Problem to work on
Please return each line of the material below that contains the string "system", copied in full. Matches must have the same case.

The data
= = = = =

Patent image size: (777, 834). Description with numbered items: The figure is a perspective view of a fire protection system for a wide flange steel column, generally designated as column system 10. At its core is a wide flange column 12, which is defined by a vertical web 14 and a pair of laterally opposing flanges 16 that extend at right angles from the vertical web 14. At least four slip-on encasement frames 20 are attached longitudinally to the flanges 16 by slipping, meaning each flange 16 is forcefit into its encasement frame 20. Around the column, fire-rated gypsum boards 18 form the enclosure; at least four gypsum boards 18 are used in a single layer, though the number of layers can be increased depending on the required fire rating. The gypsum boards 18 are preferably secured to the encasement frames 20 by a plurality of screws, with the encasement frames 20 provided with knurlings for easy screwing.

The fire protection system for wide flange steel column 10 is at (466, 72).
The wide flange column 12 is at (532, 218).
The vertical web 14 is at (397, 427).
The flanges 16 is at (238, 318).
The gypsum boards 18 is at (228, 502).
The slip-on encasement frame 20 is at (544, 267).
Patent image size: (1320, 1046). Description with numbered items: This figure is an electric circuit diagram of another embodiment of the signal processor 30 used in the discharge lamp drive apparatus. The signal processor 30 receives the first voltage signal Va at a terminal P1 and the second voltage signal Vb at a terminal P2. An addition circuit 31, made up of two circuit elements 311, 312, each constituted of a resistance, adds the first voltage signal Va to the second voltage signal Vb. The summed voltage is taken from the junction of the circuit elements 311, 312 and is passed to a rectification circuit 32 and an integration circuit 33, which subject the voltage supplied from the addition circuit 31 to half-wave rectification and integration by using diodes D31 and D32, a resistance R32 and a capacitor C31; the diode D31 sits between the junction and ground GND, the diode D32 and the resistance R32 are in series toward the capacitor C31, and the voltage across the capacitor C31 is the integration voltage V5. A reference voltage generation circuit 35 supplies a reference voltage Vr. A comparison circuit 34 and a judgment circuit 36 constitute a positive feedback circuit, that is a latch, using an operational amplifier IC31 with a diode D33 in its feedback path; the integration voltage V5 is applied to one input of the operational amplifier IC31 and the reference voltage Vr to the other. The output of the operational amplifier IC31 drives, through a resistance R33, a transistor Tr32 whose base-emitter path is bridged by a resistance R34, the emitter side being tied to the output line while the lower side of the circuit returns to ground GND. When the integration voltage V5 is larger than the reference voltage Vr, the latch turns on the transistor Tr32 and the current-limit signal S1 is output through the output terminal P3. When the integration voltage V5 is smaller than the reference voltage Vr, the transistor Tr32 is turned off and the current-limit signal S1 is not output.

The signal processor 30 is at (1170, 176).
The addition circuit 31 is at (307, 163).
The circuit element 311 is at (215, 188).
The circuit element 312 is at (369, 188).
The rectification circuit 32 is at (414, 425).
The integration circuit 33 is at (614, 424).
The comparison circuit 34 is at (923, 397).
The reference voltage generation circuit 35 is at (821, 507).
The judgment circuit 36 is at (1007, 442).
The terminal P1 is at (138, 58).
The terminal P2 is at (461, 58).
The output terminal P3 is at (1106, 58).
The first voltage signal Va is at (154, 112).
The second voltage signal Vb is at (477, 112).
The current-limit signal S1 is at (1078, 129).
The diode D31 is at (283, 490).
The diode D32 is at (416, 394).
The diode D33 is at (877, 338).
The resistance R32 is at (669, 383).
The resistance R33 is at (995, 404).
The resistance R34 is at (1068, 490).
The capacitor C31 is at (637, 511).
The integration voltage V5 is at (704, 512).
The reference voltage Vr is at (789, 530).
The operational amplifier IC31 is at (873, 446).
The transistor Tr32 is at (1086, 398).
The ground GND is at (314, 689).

= = = = =

Answer to this task
Patent image size: (777, 834). Description with numbered items: The figure is a perspective view of a fire protection system for a wide flange steel column, generally designated as column system 10. At its core is a wide flange column 12, which is defined by a vertical web 14 and a pair of laterally opposing flanges 16 that extend at right angles from the vertical web 14. At least four slip-on encasement frames 20 are attached longitudinally to the flanges 16 by slipping, meaning each flange 16 is forcefit into its encasement frame 20. Around the column, fire-rated gypsum boards 18 form the enclosure; at least four gypsum boards 18 are used in a single layer, though the number of layers can be increased depending on the required fire rating. The gypsum boards 18 are preferably secured to the encasement frames 20 by a plurality of screws, with the encasement frames 20 provided with knurlings for easy screwing.
The fire protection system for wide flange steel column 10 is at (466, 72).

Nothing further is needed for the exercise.